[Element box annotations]
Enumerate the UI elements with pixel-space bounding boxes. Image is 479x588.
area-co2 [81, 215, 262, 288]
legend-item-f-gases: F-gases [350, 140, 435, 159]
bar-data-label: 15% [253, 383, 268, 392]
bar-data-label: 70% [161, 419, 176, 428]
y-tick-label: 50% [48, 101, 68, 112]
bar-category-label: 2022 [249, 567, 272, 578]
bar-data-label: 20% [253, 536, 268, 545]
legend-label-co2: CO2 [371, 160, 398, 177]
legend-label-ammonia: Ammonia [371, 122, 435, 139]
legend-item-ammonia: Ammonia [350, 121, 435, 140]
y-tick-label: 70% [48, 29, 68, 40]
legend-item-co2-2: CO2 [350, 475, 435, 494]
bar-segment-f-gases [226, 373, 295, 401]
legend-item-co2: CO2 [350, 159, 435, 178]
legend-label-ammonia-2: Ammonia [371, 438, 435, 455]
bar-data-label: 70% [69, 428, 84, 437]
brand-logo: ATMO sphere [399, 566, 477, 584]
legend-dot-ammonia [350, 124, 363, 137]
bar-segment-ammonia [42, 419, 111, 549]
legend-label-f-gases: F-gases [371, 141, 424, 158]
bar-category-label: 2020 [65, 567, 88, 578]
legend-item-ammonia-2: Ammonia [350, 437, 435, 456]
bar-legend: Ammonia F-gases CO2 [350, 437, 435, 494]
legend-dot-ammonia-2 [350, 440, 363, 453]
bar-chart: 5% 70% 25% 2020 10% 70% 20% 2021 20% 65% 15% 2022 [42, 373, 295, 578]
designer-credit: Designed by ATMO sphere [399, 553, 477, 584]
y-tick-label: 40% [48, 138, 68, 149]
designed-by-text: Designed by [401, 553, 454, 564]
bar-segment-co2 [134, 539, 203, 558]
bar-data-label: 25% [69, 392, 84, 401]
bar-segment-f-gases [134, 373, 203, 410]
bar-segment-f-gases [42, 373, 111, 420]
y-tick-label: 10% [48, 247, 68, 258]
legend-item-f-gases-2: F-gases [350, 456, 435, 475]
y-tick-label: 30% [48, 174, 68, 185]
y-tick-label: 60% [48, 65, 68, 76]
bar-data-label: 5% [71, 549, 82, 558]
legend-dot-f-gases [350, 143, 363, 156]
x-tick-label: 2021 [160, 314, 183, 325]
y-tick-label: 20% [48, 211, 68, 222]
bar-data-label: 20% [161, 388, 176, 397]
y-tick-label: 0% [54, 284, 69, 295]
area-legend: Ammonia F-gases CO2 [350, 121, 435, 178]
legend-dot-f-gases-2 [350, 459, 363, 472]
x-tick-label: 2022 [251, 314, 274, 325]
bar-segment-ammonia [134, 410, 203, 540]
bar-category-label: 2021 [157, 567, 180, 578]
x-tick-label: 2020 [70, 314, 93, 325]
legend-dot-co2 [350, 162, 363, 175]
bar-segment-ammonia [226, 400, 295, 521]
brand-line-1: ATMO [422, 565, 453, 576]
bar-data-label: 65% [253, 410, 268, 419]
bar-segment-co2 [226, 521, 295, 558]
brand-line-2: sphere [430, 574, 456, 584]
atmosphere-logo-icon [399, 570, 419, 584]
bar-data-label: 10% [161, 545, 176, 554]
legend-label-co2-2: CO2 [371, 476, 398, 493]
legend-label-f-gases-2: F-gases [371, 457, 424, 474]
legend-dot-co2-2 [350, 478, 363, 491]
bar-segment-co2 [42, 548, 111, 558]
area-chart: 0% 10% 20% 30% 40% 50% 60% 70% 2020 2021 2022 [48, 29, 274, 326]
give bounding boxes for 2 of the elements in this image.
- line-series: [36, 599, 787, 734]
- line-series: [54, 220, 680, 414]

## Task to complete
Rewrite all of the material above, replacing "y-tick-label" with "y-axis-label" and leaving everything else as it is.

## Answer to the exercise
Enumerate the UI elements with pixel-space bounding boxes. Image is 479x588.
area-co2 [81, 215, 262, 288]
legend-item-f-gases: F-gases [350, 140, 435, 159]
bar-data-label: 15% [253, 383, 268, 392]
bar-data-label: 70% [161, 419, 176, 428]
y-axis-label: 50% [48, 101, 68, 112]
bar-category-label: 2022 [249, 567, 272, 578]
bar-data-label: 20% [253, 536, 268, 545]
legend-label-co2: CO2 [371, 160, 398, 177]
legend-label-ammonia: Ammonia [371, 122, 435, 139]
legend-item-ammonia: Ammonia [350, 121, 435, 140]
y-axis-label: 70% [48, 29, 68, 40]
legend-item-co2-2: CO2 [350, 475, 435, 494]
bar-segment-f-gases [226, 373, 295, 401]
legend-item-co2: CO2 [350, 159, 435, 178]
legend-label-ammonia-2: Ammonia [371, 438, 435, 455]
bar-data-label: 70% [69, 428, 84, 437]
brand-logo: ATMO sphere [399, 566, 477, 584]
legend-dot-ammonia [350, 124, 363, 137]
bar-segment-ammonia [42, 419, 111, 549]
legend-label-f-gases: F-gases [371, 141, 424, 158]
bar-category-label: 2020 [65, 567, 88, 578]
legend-item-ammonia-2: Ammonia [350, 437, 435, 456]
bar-legend: Ammonia F-gases CO2 [350, 437, 435, 494]
legend-dot-ammonia-2 [350, 440, 363, 453]
bar-chart: 5% 70% 25% 2020 10% 70% 20% 2021 20% 65% 15% 2022 [42, 373, 295, 578]
designer-credit: Designed by ATMO sphere [399, 553, 477, 584]
y-axis-label: 40% [48, 138, 68, 149]
designed-by-text: Designed by [401, 553, 454, 564]
bar-segment-co2 [134, 539, 203, 558]
bar-data-label: 25% [69, 392, 84, 401]
bar-segment-f-gases [134, 373, 203, 410]
bar-segment-f-gases [42, 373, 111, 420]
y-axis-label: 10% [48, 247, 68, 258]
legend-item-f-gases-2: F-gases [350, 456, 435, 475]
y-axis-label: 30% [48, 174, 68, 185]
y-axis-label: 60% [48, 65, 68, 76]
bar-data-label: 5% [71, 549, 82, 558]
legend-dot-f-gases [350, 143, 363, 156]
x-tick-label: 2021 [160, 314, 183, 325]
y-axis-label: 20% [48, 211, 68, 222]
bar-data-label: 20% [161, 388, 176, 397]
y-axis-label: 0% [54, 284, 69, 295]
area-legend: Ammonia F-gases CO2 [350, 121, 435, 178]
legend-dot-f-gases-2 [350, 459, 363, 472]
x-tick-label: 2022 [251, 314, 274, 325]
bar-segment-ammonia [134, 410, 203, 540]
bar-category-label: 2021 [157, 567, 180, 578]
x-tick-label: 2020 [70, 314, 93, 325]
legend-dot-co2 [350, 162, 363, 175]
bar-segment-ammonia [226, 400, 295, 521]
brand-line-1: ATMO [422, 565, 453, 576]
bar-data-label: 65% [253, 410, 268, 419]
bar-segment-co2 [226, 521, 295, 558]
brand-line-2: sphere [430, 574, 456, 584]
atmosphere-logo-icon [399, 570, 419, 584]
bar-data-label: 10% [161, 545, 176, 554]
legend-label-co2-2: CO2 [371, 476, 398, 493]
legend-label-f-gases-2: F-gases [371, 457, 424, 474]
legend-dot-co2-2 [350, 478, 363, 491]
bar-segment-co2 [42, 548, 111, 558]
area-chart: 0% 10% 20% 30% 40% 50% 60% 70% 2020 2021 2022 [48, 29, 274, 326]
give bounding boxes for 2 of the elements in this image.
- line-series: [36, 599, 787, 734]
- line-series: [54, 220, 680, 414]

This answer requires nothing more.